### STATED TASK
How many of the lines that follow contain the word "JSON"? Give only the number.

### DATASET ROWS
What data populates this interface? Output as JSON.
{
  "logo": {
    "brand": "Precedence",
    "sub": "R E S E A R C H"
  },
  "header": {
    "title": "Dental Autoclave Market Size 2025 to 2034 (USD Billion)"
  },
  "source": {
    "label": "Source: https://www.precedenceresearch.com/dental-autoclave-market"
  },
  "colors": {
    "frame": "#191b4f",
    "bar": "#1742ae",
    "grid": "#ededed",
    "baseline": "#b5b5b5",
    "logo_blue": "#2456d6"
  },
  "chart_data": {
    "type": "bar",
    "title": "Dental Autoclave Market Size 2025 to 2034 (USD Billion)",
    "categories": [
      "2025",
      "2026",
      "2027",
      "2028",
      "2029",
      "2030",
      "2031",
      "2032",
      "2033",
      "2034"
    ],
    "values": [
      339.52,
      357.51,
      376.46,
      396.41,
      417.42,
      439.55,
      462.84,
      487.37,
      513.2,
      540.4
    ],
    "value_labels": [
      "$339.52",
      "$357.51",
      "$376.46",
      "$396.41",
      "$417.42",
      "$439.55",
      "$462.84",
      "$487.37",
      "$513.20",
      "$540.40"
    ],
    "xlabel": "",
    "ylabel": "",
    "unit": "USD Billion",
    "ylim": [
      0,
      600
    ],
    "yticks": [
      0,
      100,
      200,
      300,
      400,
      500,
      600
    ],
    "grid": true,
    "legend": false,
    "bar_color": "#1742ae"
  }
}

--

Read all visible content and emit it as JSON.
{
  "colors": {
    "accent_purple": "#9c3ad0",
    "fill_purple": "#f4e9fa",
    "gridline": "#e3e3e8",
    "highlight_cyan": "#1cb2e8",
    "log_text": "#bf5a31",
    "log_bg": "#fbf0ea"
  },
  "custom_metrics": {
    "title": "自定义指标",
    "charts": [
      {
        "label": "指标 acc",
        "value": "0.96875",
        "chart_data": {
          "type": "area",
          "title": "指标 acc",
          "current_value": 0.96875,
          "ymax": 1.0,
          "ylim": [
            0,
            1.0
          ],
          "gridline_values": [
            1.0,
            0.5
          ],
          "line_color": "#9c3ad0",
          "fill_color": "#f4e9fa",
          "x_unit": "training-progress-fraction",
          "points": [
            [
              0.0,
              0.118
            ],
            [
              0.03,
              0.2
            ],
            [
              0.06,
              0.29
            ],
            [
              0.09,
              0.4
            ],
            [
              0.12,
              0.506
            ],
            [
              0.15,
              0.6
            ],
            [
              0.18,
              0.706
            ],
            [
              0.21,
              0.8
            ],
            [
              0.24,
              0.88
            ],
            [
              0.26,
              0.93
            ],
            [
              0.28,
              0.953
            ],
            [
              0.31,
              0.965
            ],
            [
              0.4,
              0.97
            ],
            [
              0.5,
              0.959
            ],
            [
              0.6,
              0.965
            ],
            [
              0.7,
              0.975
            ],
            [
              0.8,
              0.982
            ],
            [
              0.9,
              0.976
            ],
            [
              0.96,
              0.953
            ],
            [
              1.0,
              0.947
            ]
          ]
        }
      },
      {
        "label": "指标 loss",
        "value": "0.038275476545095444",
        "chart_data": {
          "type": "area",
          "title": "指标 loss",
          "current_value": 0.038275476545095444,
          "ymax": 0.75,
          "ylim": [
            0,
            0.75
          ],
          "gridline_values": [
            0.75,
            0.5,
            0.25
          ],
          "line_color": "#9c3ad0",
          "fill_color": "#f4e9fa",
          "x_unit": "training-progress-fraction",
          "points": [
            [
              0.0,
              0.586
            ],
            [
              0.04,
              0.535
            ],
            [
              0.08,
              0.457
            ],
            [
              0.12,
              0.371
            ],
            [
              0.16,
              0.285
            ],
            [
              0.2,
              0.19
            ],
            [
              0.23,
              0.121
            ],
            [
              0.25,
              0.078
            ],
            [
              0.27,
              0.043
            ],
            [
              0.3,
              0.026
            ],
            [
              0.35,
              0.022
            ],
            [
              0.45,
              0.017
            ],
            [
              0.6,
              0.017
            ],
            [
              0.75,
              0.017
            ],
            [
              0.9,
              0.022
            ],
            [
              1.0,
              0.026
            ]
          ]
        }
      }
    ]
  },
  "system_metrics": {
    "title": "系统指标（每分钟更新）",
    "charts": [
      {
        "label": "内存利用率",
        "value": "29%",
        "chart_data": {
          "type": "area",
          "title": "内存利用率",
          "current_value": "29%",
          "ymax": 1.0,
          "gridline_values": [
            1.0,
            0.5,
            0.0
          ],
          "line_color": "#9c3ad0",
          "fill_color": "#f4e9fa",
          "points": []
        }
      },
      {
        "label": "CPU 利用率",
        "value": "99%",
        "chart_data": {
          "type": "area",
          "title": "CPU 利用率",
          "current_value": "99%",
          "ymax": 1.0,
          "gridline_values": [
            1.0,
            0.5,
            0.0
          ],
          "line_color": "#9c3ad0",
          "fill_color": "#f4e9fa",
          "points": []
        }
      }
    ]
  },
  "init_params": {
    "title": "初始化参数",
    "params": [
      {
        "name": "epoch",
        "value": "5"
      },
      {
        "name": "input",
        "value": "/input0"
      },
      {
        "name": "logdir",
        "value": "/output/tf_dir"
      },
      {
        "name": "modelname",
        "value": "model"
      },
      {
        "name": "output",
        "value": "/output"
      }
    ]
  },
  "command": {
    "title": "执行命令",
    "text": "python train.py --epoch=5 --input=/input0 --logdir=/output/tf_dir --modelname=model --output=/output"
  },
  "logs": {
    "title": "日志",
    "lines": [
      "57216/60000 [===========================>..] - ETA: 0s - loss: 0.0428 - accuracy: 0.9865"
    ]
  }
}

### WORKED SOLUTION
2